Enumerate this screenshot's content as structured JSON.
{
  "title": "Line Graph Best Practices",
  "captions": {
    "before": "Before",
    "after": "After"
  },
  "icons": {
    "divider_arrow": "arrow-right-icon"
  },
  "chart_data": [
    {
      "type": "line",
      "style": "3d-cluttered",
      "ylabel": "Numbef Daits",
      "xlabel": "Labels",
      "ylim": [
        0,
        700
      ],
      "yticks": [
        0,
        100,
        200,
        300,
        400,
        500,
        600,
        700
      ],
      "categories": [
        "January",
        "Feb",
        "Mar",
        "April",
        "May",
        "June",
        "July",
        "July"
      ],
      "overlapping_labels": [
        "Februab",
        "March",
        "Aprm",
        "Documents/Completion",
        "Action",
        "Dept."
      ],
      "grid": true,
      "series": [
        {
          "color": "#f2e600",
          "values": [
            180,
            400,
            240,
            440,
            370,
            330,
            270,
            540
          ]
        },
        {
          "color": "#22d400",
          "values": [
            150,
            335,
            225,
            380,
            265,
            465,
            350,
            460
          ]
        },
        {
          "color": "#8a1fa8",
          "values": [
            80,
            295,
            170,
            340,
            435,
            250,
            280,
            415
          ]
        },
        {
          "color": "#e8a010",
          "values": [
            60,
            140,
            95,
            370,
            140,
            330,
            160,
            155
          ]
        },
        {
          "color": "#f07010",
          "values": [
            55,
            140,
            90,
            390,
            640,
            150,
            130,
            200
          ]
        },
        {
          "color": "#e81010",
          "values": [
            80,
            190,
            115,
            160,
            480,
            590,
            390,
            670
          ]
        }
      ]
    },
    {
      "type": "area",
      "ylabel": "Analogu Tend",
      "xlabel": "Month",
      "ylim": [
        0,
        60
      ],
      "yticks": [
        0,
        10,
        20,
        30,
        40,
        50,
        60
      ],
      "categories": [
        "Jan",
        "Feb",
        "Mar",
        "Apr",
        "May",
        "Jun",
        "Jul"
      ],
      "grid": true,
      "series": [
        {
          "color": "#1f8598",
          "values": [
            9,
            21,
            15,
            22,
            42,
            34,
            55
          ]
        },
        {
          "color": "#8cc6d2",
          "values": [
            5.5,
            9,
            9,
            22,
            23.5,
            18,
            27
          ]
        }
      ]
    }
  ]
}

**Problem details**. List every line above containing the word "color".

**Solution to this problem**.
          "color": "#f2e600",
          "color": "#22d400",
          "color": "#8a1fa8",
          "color": "#e8a010",
          "color": "#f07010",
          "color": "#e81010",
          "color": "#1f8598",
          "color": "#8cc6d2",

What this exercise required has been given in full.